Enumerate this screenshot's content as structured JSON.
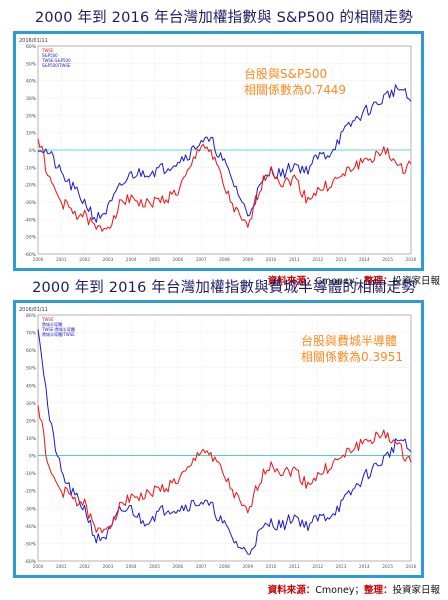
{
  "titles": {
    "chart1": "2000 年到 2016 年台灣加權指數與 S&P500 的相關走勢",
    "chart2": "2000 年到 2016 年台灣加權指數與費城半導體的相關走勢"
  },
  "source": {
    "label": "資料來源：",
    "value": "Cmoney",
    "sep": "；",
    "label2": "整理：",
    "value2": "投資家日報"
  },
  "colors": {
    "frame": "#2e9ad6",
    "taiex": "#ee1111",
    "sp500": "#1a1acc",
    "sox": "#1a1acc",
    "annotation": "#ff8a1e",
    "refline": "#33cccc",
    "chart_bg": "#ffffff"
  },
  "chart_data": [
    {
      "type": "line",
      "title": "2000 年到 2016 年台灣加權指數與 S&P500 的相關走勢",
      "annotation_lines": [
        "台股與S&P500",
        "相關係數為0.7449"
      ],
      "corner_text": "2016/01/11",
      "legend": [
        "TWSE",
        "S&P500",
        "TWSE-S&P500",
        "S&P500/TWSE"
      ],
      "y_ticks": [
        "60%",
        "50%",
        "40%",
        "30%",
        "20%",
        "10%",
        "0%",
        "-10%",
        "-20%",
        "-30%",
        "-40%",
        "-50%",
        "-60%"
      ],
      "ylim": [
        -60,
        60
      ],
      "x": [
        2000,
        2000.5,
        2001,
        2001.5,
        2002,
        2002.5,
        2003,
        2003.5,
        2004,
        2004.5,
        2005,
        2005.5,
        2006,
        2006.5,
        2007,
        2007.5,
        2008,
        2008.5,
        2009,
        2009.5,
        2010,
        2010.5,
        2011,
        2011.5,
        2012,
        2012.5,
        2013,
        2013.5,
        2014,
        2014.5,
        2015,
        2015.5,
        2016
      ],
      "xlim": [
        2000,
        2016
      ],
      "series": [
        {
          "name": "S&P500",
          "values": [
            2,
            -2,
            -14,
            -22,
            -30,
            -40,
            -34,
            -22,
            -14,
            -13,
            -12,
            -10,
            -6,
            -2,
            6,
            4,
            -8,
            -22,
            -38,
            -22,
            -12,
            -14,
            -8,
            -12,
            -4,
            -2,
            8,
            16,
            22,
            26,
            32,
            36,
            28
          ]
        },
        {
          "name": "TWSE",
          "values": [
            8,
            -18,
            -30,
            -36,
            -38,
            -46,
            -44,
            -32,
            -26,
            -32,
            -30,
            -28,
            -24,
            -12,
            4,
            -2,
            -22,
            -36,
            -46,
            -22,
            -10,
            -20,
            -16,
            -28,
            -24,
            -20,
            -16,
            -10,
            -6,
            -4,
            0,
            -12,
            -8
          ]
        }
      ]
    },
    {
      "type": "line",
      "title": "2000 年到 2016 年台灣加權指數與費城半導體的相關走勢",
      "annotation_lines": [
        "台股與費城半導體",
        "相關係數為0.3951"
      ],
      "corner_text": "2016/01/11",
      "legend": [
        "TWSE",
        "費城半導體",
        "TWSE-費城半導體",
        "費城半導體/TWSE"
      ],
      "y_ticks": [
        "80%",
        "70%",
        "60%",
        "50%",
        "40%",
        "30%",
        "20%",
        "10%",
        "0%",
        "-10%",
        "-20%",
        "-30%",
        "-40%",
        "-50%",
        "-60%"
      ],
      "ylim": [
        -60,
        80
      ],
      "x": [
        2000,
        2000.5,
        2001,
        2001.5,
        2002,
        2002.5,
        2003,
        2003.5,
        2004,
        2004.5,
        2005,
        2005.5,
        2006,
        2006.5,
        2007,
        2007.5,
        2008,
        2008.5,
        2009,
        2009.5,
        2010,
        2010.5,
        2011,
        2011.5,
        2012,
        2012.5,
        2013,
        2013.5,
        2014,
        2014.5,
        2015,
        2015.5,
        2016
      ],
      "xlim": [
        2000,
        2016
      ],
      "series": [
        {
          "name": "費城半導體",
          "values": [
            75,
            20,
            -10,
            -22,
            -30,
            -48,
            -45,
            -32,
            -30,
            -38,
            -34,
            -30,
            -30,
            -28,
            -26,
            -30,
            -40,
            -50,
            -56,
            -44,
            -38,
            -40,
            -34,
            -40,
            -36,
            -34,
            -28,
            -20,
            -12,
            -6,
            0,
            10,
            2
          ]
        },
        {
          "name": "TWSE",
          "values": [
            30,
            -10,
            -20,
            -24,
            -28,
            -44,
            -40,
            -30,
            -22,
            -24,
            -20,
            -18,
            -14,
            -8,
            4,
            0,
            -12,
            -24,
            -34,
            -14,
            -4,
            -10,
            -8,
            -16,
            -12,
            -6,
            -2,
            4,
            8,
            10,
            12,
            4,
            -4
          ]
        }
      ]
    }
  ]
}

**Given exercise:** Leave out the pictures and give the listing above again exactly.

**Solution to this task:**
Enumerate this screenshot's content as structured JSON.
{
  "titles": {
    "chart1": "2000 年到 2016 年台灣加權指數與 S&P500 的相關走勢",
    "chart2": "2000 年到 2016 年台灣加權指數與費城半導體的相關走勢"
  },
  "source": {
    "label": "資料來源：",
    "value": "Cmoney",
    "sep": "；",
    "label2": "整理：",
    "value2": "投資家日報"
  },
  "colors": {
    "frame": "#2e9ad6",
    "taiex": "#ee1111",
    "sp500": "#1a1acc",
    "sox": "#1a1acc",
    "annotation": "#ff8a1e",
    "refline": "#33cccc",
    "chart_bg": "#ffffff"
  },
  "chart_data": [
    {
      "type": "line",
      "title": "2000 年到 2016 年台灣加權指數與 S&P500 的相關走勢",
      "annotation_lines": [
        "台股與S&P500",
        "相關係數為0.7449"
      ],
      "corner_text": "2016/01/11",
      "legend": [
        "TWSE",
        "S&P500",
        "TWSE-S&P500",
        "S&P500/TWSE"
      ],
      "y_ticks": [
        "60%",
        "50%",
        "40%",
        "30%",
        "20%",
        "10%",
        "0%",
        "-10%",
        "-20%",
        "-30%",
        "-40%",
        "-50%",
        "-60%"
      ],
      "ylim": [
        -60,
        60
      ],
      "x": [
        2000,
        2000.5,
        2001,
        2001.5,
        2002,
        2002.5,
        2003,
        2003.5,
        2004,
        2004.5,
        2005,
        2005.5,
        2006,
        2006.5,
        2007,
        2007.5,
        2008,
        2008.5,
        2009,
        2009.5,
        2010,
        2010.5,
        2011,
        2011.5,
        2012,
        2012.5,
        2013,
        2013.5,
        2014,
        2014.5,
        2015,
        2015.5,
        2016
      ],
      "xlim": [
        2000,
        2016
      ],
      "series": [
        {
          "name": "S&P500",
          "values": [
            2,
            -2,
            -14,
            -22,
            -30,
            -40,
            -34,
            -22,
            -14,
            -13,
            -12,
            -10,
            -6,
            -2,
            6,
            4,
            -8,
            -22,
            -38,
            -22,
            -12,
            -14,
            -8,
            -12,
            -4,
            -2,
            8,
            16,
            22,
            26,
            32,
            36,
            28
          ]
        },
        {
          "name": "TWSE",
          "values": [
            8,
            -18,
            -30,
            -36,
            -38,
            -46,
            -44,
            -32,
            -26,
            -32,
            -30,
            -28,
            -24,
            -12,
            4,
            -2,
            -22,
            -36,
            -46,
            -22,
            -10,
            -20,
            -16,
            -28,
            -24,
            -20,
            -16,
            -10,
            -6,
            -4,
            0,
            -12,
            -8
          ]
        }
      ]
    },
    {
      "type": "line",
      "title": "2000 年到 2016 年台灣加權指數與費城半導體的相關走勢",
      "annotation_lines": [
        "台股與費城半導體",
        "相關係數為0.3951"
      ],
      "corner_text": "2016/01/11",
      "legend": [
        "TWSE",
        "費城半導體",
        "TWSE-費城半導體",
        "費城半導體/TWSE"
      ],
      "y_ticks": [
        "80%",
        "70%",
        "60%",
        "50%",
        "40%",
        "30%",
        "20%",
        "10%",
        "0%",
        "-10%",
        "-20%",
        "-30%",
        "-40%",
        "-50%",
        "-60%"
      ],
      "ylim": [
        -60,
        80
      ],
      "x": [
        2000,
        2000.5,
        2001,
        2001.5,
        2002,
        2002.5,
        2003,
        2003.5,
        2004,
        2004.5,
        2005,
        2005.5,
        2006,
        2006.5,
        2007,
        2007.5,
        2008,
        2008.5,
        2009,
        2009.5,
        2010,
        2010.5,
        2011,
        2011.5,
        2012,
        2012.5,
        2013,
        2013.5,
        2014,
        2014.5,
        2015,
        2015.5,
        2016
      ],
      "xlim": [
        2000,
        2016
      ],
      "series": [
        {
          "name": "費城半導體",
          "values": [
            75,
            20,
            -10,
            -22,
            -30,
            -48,
            -45,
            -32,
            -30,
            -38,
            -34,
            -30,
            -30,
            -28,
            -26,
            -30,
            -40,
            -50,
            -56,
            -44,
            -38,
            -40,
            -34,
            -40,
            -36,
            -34,
            -28,
            -20,
            -12,
            -6,
            0,
            10,
            2
          ]
        },
        {
          "name": "TWSE",
          "values": [
            30,
            -10,
            -20,
            -24,
            -28,
            -44,
            -40,
            -30,
            -22,
            -24,
            -20,
            -18,
            -14,
            -8,
            4,
            0,
            -12,
            -24,
            -34,
            -14,
            -4,
            -10,
            -8,
            -16,
            -12,
            -6,
            -2,
            4,
            8,
            10,
            12,
            4,
            -4
          ]
        }
      ]
    }
  ]
}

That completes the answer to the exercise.